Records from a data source
============

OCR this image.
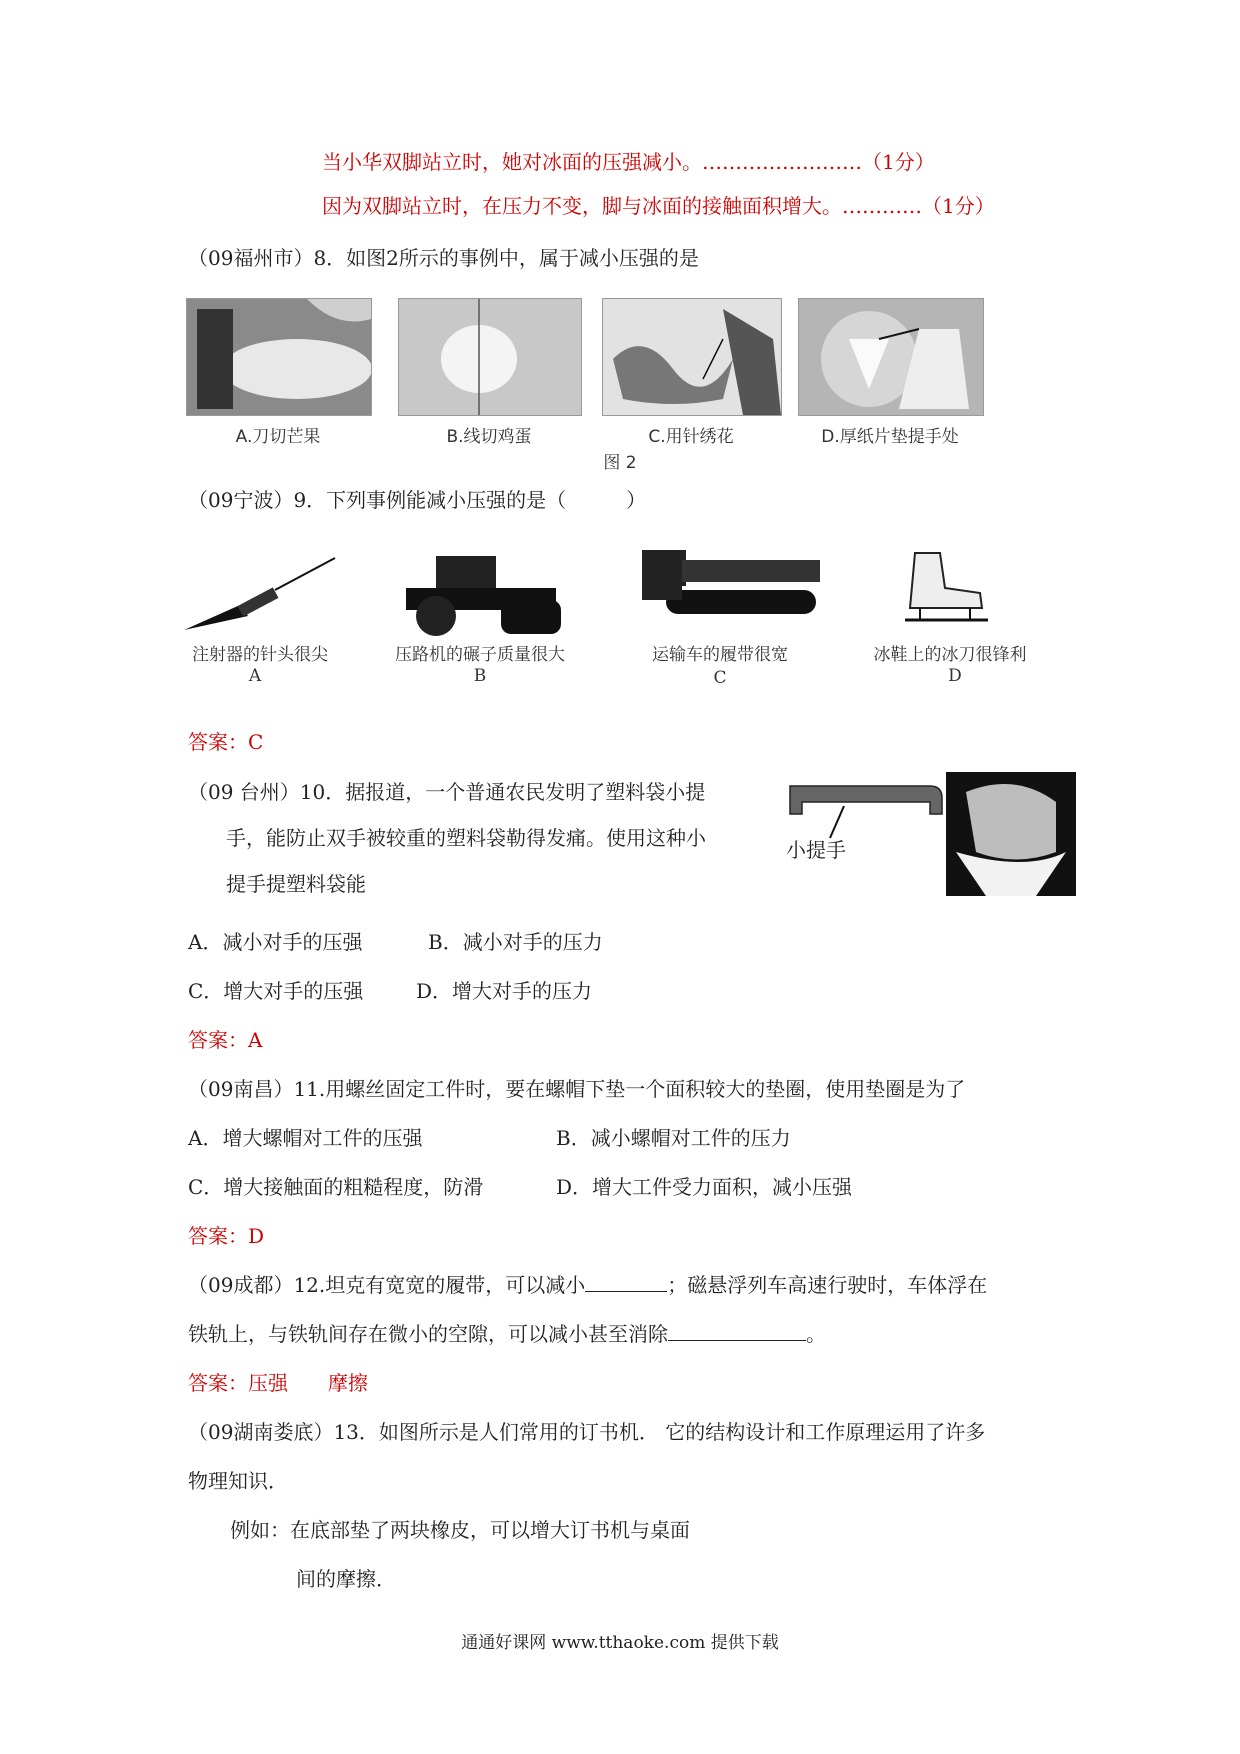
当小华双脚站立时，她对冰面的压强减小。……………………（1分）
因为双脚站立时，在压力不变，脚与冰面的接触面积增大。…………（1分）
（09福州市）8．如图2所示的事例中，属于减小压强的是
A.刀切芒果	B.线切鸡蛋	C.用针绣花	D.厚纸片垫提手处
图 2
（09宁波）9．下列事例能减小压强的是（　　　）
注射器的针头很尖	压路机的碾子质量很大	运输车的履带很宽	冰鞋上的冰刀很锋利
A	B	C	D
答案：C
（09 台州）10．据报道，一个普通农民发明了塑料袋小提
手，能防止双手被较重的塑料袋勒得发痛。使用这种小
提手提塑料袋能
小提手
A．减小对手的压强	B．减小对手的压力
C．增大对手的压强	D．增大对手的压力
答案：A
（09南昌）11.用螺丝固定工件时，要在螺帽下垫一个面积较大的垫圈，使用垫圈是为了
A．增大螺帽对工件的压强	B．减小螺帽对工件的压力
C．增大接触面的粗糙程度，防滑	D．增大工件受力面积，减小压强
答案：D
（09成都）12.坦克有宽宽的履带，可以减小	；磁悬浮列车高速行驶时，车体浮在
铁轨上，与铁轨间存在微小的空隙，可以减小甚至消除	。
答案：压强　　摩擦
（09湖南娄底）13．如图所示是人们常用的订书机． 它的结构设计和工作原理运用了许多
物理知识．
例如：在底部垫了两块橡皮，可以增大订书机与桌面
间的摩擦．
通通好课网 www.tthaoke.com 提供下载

============

_Request_
Print the complete listing exactly, apart from any pictures.

_Completed task_
OCR this image.
当小华双脚站立时，她对冰面的压强减小。……………………（1分）
因为双脚站立时，在压力不变，脚与冰面的接触面积增大。…………（1分）
（09福州市）8．如图2所示的事例中，属于减小压强的是
A.刀切芒果	B.线切鸡蛋	C.用针绣花	D.厚纸片垫提手处
图 2
（09宁波）9．下列事例能减小压强的是（　　　）
注射器的针头很尖	压路机的碾子质量很大	运输车的履带很宽	冰鞋上的冰刀很锋利
A	B	C	D
答案：C
（09 台州）10．据报道，一个普通农民发明了塑料袋小提
手，能防止双手被较重的塑料袋勒得发痛。使用这种小
提手提塑料袋能
小提手
A．减小对手的压强	B．减小对手的压力
C．增大对手的压强	D．增大对手的压力
答案：A
（09南昌）11.用螺丝固定工件时，要在螺帽下垫一个面积较大的垫圈，使用垫圈是为了
A．增大螺帽对工件的压强	B．减小螺帽对工件的压力
C．增大接触面的粗糙程度，防滑	D．增大工件受力面积，减小压强
答案：D
（09成都）12.坦克有宽宽的履带，可以减小	；磁悬浮列车高速行驶时，车体浮在
铁轨上，与铁轨间存在微小的空隙，可以减小甚至消除	。
答案：压强　　摩擦
（09湖南娄底）13．如图所示是人们常用的订书机． 它的结构设计和工作原理运用了许多
物理知识．
例如：在底部垫了两块橡皮，可以增大订书机与桌面
间的摩擦．
通通好课网 www.tthaoke.com 提供下载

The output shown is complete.